All lines featuring the string "typically" are to be listed.

******************************

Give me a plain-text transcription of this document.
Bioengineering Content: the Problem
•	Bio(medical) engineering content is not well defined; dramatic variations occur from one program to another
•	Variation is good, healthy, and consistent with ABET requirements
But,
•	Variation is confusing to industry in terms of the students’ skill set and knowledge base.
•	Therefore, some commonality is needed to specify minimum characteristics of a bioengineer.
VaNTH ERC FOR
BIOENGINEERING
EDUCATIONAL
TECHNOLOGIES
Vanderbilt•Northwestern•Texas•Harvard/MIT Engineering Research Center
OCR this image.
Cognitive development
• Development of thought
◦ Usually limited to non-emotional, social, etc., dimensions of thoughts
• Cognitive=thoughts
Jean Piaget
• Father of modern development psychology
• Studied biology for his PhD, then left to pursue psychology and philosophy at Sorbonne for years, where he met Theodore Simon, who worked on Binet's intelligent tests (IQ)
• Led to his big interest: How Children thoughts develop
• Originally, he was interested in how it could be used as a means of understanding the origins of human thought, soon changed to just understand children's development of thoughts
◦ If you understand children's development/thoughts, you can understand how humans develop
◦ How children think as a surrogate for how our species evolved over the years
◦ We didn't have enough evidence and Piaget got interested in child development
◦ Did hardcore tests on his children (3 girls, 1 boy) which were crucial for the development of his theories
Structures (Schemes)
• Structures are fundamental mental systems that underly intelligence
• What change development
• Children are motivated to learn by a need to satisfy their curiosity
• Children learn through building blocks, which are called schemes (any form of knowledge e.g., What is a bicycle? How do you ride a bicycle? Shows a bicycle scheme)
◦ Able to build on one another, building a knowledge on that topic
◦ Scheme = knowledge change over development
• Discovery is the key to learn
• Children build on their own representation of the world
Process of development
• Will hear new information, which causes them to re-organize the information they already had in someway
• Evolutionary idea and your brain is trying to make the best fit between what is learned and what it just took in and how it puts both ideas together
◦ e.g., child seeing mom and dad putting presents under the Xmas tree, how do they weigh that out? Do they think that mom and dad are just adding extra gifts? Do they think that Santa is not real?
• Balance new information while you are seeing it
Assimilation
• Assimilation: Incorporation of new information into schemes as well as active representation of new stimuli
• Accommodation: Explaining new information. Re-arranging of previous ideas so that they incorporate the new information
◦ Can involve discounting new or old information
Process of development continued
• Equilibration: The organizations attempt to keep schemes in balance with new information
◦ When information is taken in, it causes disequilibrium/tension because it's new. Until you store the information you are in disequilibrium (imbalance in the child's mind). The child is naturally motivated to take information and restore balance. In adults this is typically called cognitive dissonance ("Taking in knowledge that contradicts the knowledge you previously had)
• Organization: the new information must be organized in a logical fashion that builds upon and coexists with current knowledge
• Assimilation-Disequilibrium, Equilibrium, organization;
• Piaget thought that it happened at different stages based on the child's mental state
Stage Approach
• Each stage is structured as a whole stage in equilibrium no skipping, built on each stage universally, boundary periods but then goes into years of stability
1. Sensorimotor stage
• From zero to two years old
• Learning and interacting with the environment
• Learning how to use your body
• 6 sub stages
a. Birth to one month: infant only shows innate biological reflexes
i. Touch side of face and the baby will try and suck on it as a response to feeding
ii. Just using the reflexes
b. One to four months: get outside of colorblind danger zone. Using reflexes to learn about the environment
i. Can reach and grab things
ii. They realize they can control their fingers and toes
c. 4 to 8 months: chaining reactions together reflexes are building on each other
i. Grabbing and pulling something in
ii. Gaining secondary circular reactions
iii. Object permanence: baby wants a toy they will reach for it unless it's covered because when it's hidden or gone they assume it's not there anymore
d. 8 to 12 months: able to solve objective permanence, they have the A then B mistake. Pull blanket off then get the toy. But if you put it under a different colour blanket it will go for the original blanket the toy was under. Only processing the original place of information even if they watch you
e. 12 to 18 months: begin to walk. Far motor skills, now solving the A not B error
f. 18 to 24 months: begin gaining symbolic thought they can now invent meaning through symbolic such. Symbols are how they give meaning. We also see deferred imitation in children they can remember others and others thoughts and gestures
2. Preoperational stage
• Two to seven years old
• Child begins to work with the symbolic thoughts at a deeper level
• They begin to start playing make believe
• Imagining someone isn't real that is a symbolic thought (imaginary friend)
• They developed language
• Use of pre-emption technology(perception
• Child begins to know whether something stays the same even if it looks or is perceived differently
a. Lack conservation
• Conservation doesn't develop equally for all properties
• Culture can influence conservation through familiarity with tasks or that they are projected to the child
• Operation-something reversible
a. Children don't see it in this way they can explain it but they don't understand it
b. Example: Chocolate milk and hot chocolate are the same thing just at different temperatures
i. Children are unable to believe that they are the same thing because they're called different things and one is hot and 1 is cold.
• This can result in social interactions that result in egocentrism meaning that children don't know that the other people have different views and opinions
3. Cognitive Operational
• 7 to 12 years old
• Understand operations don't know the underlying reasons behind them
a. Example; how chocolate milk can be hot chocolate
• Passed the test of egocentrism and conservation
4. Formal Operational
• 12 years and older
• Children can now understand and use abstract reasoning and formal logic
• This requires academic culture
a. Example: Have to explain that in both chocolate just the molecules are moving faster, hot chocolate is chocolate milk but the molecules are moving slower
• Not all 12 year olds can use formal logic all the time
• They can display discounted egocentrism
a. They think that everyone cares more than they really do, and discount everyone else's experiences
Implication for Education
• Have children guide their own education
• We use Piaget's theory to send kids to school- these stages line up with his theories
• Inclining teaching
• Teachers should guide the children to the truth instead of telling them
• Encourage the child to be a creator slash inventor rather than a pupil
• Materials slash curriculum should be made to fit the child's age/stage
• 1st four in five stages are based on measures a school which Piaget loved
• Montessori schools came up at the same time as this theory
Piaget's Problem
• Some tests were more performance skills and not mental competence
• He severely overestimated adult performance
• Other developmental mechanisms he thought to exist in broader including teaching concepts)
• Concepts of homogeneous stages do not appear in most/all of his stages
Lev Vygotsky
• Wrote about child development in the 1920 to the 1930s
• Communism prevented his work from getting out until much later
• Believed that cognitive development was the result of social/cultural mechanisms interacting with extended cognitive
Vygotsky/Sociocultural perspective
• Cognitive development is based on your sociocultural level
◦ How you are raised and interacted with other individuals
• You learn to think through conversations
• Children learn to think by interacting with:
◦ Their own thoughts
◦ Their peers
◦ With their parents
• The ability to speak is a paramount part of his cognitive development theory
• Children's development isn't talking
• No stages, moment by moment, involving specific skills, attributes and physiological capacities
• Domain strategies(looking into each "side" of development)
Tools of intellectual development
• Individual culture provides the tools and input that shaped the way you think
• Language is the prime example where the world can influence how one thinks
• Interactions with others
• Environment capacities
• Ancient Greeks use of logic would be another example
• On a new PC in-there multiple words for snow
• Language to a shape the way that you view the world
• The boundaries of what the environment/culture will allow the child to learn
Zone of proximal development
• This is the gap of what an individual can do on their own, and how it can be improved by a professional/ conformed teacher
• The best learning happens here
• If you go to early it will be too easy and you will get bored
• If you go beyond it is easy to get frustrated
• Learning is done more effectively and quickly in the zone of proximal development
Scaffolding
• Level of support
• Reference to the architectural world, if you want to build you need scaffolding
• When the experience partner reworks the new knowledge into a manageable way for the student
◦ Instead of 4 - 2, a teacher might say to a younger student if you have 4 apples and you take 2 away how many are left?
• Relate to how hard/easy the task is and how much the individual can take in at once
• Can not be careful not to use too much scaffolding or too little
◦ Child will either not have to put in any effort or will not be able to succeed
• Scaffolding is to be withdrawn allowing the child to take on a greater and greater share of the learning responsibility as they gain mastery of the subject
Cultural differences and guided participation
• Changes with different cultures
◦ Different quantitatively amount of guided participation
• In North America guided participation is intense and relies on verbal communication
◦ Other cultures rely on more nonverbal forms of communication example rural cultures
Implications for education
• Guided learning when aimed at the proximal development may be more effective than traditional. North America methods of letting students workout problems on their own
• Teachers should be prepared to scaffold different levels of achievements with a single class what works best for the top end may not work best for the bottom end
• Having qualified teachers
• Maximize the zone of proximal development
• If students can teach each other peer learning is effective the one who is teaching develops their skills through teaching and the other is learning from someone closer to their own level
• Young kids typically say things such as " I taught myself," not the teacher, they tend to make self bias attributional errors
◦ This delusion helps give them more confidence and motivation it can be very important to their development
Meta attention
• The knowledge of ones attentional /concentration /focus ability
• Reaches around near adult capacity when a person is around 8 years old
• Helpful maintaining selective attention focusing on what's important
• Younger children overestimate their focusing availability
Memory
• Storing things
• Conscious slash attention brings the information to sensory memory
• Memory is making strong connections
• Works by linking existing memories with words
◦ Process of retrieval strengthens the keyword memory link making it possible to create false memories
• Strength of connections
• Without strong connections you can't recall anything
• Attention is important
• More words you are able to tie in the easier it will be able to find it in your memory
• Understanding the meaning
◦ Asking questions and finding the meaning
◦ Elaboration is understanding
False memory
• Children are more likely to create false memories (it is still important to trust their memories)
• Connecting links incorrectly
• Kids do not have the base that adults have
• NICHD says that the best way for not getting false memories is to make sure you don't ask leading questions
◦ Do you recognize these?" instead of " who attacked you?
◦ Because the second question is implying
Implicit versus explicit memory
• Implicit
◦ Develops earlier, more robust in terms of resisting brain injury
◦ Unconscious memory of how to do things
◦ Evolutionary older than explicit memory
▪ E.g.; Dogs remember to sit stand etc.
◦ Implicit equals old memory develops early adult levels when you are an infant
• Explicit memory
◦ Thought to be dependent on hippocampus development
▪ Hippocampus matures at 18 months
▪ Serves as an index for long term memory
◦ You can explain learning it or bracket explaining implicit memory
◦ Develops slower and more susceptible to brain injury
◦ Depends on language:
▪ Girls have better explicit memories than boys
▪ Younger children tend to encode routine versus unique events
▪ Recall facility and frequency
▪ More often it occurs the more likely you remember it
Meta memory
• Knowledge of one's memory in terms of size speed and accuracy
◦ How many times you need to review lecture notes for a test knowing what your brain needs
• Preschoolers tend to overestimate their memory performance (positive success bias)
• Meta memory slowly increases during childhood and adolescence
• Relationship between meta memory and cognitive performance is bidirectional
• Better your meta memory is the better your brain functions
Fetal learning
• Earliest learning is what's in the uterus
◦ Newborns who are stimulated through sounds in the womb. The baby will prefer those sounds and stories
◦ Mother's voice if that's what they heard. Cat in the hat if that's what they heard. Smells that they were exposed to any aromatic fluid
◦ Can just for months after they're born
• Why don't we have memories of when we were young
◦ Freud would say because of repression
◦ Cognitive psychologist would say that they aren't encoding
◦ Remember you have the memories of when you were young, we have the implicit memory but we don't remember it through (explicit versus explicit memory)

******************************

Result of this exercise -
◦ When information is taken in, it causes disequilibrium/tension because it's new. Until you store the information you are in disequilibrium (imbalance in the child's mind). The child is naturally motivated to take information and restore balance. In adults this is typically called cognitive dissonance ("Taking in knowledge that contradicts the knowledge you previously had)
• Young kids typically say things such as " I taught myself," not the teacher, they tend to make self bias attributional errors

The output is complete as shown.